Show every line that has the string "this" in it.
<<<<
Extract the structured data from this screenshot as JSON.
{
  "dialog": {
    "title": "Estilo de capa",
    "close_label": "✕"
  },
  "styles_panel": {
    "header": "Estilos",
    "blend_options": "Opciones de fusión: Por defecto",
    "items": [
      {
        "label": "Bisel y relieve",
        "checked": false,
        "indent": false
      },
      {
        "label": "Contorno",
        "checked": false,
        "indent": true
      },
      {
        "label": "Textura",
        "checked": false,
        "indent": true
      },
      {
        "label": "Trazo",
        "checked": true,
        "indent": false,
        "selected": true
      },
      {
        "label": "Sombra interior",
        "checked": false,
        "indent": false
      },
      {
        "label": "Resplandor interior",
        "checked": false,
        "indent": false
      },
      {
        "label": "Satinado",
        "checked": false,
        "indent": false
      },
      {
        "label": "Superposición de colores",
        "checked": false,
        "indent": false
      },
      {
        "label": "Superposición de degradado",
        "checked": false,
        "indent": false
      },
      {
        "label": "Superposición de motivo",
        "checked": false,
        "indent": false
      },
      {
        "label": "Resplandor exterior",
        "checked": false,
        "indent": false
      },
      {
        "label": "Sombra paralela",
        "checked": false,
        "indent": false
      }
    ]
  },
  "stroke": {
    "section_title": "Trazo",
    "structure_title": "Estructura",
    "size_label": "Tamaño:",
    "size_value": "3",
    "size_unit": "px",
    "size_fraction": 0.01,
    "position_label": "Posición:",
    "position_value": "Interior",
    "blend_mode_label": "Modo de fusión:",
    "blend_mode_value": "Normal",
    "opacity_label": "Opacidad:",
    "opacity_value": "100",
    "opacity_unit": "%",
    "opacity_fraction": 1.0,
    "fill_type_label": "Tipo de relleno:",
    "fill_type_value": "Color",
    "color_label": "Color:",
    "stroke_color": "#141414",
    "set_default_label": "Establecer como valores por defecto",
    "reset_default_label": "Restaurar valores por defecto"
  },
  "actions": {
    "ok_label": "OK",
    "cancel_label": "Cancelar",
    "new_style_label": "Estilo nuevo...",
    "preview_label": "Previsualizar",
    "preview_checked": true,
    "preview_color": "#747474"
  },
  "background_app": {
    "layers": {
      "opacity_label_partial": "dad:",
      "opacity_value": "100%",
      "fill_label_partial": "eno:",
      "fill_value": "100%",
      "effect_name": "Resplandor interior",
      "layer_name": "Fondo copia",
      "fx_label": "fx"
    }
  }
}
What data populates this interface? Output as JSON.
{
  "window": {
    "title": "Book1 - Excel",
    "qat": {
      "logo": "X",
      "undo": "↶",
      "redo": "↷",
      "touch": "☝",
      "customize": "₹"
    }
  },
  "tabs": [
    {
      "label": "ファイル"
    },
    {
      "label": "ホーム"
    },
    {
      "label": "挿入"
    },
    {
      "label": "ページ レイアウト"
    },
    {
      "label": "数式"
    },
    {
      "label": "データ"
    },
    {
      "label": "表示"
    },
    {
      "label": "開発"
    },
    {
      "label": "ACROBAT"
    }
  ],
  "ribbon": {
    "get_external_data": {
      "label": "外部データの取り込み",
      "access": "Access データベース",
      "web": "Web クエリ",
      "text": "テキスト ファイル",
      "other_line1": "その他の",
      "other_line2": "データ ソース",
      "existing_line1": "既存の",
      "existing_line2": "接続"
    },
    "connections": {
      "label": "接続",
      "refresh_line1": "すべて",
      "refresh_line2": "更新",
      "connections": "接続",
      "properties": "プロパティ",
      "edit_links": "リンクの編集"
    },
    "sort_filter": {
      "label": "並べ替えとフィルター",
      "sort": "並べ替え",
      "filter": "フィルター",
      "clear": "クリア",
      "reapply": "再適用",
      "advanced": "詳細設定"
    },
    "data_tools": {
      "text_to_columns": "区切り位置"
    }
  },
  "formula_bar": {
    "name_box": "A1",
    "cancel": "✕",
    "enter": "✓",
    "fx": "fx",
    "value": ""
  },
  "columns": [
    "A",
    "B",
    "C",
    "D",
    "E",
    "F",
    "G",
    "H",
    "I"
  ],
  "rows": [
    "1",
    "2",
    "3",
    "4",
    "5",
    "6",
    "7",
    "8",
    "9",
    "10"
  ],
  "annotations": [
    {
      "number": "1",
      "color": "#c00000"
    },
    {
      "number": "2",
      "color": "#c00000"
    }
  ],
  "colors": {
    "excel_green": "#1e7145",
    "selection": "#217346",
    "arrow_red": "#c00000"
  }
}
>>>>
● **Task solution**
Extract the structured data from this screenshot as JSON.
What data populates this interface? Output as JSON.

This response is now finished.